Exercise:
Read the listing and extract each line that includes the word "text".

Records for the exercise:
☆ ☆ ☆ ☆ ☆ ☆ ☆

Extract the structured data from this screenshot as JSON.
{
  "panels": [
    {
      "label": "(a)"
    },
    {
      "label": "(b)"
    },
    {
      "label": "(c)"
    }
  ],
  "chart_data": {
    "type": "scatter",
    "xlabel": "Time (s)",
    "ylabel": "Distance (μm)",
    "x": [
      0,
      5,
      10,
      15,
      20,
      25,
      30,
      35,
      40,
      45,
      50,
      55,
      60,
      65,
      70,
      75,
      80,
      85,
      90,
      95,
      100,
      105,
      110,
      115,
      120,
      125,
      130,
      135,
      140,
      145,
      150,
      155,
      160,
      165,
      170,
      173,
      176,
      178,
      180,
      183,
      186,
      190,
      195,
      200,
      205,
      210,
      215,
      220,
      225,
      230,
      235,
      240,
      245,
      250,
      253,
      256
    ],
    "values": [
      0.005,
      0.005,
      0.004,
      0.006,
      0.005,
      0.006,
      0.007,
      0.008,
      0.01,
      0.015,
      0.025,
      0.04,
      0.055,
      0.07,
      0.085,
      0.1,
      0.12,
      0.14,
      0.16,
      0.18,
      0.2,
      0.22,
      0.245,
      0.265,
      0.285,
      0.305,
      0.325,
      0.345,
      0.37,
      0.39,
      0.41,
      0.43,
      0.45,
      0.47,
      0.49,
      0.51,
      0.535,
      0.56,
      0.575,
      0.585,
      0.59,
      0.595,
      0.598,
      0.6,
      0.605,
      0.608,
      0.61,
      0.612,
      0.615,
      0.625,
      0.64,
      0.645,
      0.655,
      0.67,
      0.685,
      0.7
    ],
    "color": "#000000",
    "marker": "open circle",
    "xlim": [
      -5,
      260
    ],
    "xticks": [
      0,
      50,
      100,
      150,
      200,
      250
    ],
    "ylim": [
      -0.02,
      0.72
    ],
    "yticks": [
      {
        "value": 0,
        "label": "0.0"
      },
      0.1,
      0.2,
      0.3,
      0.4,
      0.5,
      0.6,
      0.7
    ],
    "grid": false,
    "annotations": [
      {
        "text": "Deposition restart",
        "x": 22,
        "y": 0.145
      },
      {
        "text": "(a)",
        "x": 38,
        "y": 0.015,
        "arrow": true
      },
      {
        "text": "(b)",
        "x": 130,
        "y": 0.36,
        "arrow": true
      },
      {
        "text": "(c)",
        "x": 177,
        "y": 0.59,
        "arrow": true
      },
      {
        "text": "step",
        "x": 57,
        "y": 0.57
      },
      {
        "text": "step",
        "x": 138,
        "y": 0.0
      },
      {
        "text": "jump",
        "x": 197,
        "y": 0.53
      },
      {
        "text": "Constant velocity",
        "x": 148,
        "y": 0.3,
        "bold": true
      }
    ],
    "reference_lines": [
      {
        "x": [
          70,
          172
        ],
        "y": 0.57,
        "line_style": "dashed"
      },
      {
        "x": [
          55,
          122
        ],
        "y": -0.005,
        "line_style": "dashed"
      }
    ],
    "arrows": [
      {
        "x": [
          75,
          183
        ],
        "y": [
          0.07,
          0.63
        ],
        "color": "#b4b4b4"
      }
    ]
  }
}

☆ ☆ ☆ ☆ ☆ ☆ ☆

Result:
        "text": "Deposition restart",
        "text": "(a)",
        "text": "(b)",
        "text": "(c)",
        "text": "step",
        "text": "step",
        "text": "jump",
        "text": "Constant velocity",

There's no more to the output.